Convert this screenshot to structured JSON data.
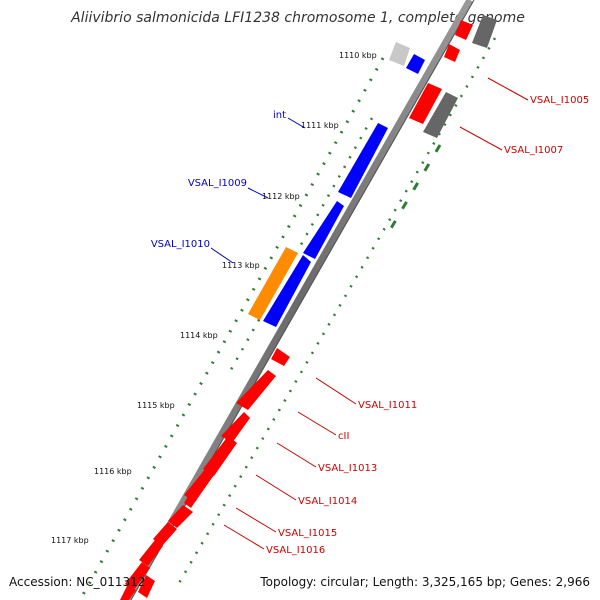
{
  "title": "Aliivibrio salmonicida LFI1238 chromosome 1, complete genome",
  "accession": "Accession: NC_011312",
  "summary": "Topology: circular; Length: 3,325,165 bp; Genes: 2,966",
  "colors": {
    "forward_gene": "#0000ff",
    "reverse_gene": "#ff0000",
    "highlight_gene": "#ff8c00",
    "other_feature": "#666666",
    "light_feature": "#c8c8c8",
    "backbone": "#7a7a7a",
    "ticks": "#2e7d32"
  },
  "position_markers": [
    "1110 kbp",
    "1111 kbp",
    "1112 kbp",
    "1113 kbp",
    "1114 kbp",
    "1115 kbp",
    "1116 kbp",
    "1117 kbp"
  ],
  "labels_left": [
    {
      "text": "int",
      "color": "#0000cc"
    },
    {
      "text": "VSAL_I1009",
      "color": "#0000cc"
    },
    {
      "text": "VSAL_I1010",
      "color": "#0000cc"
    }
  ],
  "labels_right": [
    {
      "text": "VSAL_I1005",
      "color": "#cc0000"
    },
    {
      "text": "VSAL_I1007",
      "color": "#cc0000"
    },
    {
      "text": "VSAL_I1011",
      "color": "#cc0000"
    },
    {
      "text": "cII",
      "color": "#cc0000"
    },
    {
      "text": "VSAL_I1013",
      "color": "#cc0000"
    },
    {
      "text": "VSAL_I1014",
      "color": "#cc0000"
    },
    {
      "text": "VSAL_I1015",
      "color": "#cc0000"
    },
    {
      "text": "VSAL_I1016",
      "color": "#cc0000"
    }
  ]
}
===============
EXERCISE OBJECTIVE = In the copy, include every record exactly and no pictures.

ANSWER TO THIS TASK =
Convert this screenshot to structured JSON data.
{
  "title": "Aliivibrio salmonicida LFI1238 chromosome 1, complete genome",
  "accession": "Accession: NC_011312",
  "summary": "Topology: circular; Length: 3,325,165 bp; Genes: 2,966",
  "colors": {
    "forward_gene": "#0000ff",
    "reverse_gene": "#ff0000",
    "highlight_gene": "#ff8c00",
    "other_feature": "#666666",
    "light_feature": "#c8c8c8",
    "backbone": "#7a7a7a",
    "ticks": "#2e7d32"
  },
  "position_markers": [
    "1110 kbp",
    "1111 kbp",
    "1112 kbp",
    "1113 kbp",
    "1114 kbp",
    "1115 kbp",
    "1116 kbp",
    "1117 kbp"
  ],
  "labels_left": [
    {
      "text": "int",
      "color": "#0000cc"
    },
    {
      "text": "VSAL_I1009",
      "color": "#0000cc"
    },
    {
      "text": "VSAL_I1010",
      "color": "#0000cc"
    }
  ],
  "labels_right": [
    {
      "text": "VSAL_I1005",
      "color": "#cc0000"
    },
    {
      "text": "VSAL_I1007",
      "color": "#cc0000"
    },
    {
      "text": "VSAL_I1011",
      "color": "#cc0000"
    },
    {
      "text": "cII",
      "color": "#cc0000"
    },
    {
      "text": "VSAL_I1013",
      "color": "#cc0000"
    },
    {
      "text": "VSAL_I1014",
      "color": "#cc0000"
    },
    {
      "text": "VSAL_I1015",
      "color": "#cc0000"
    },
    {
      "text": "VSAL_I1016",
      "color": "#cc0000"
    }
  ]
}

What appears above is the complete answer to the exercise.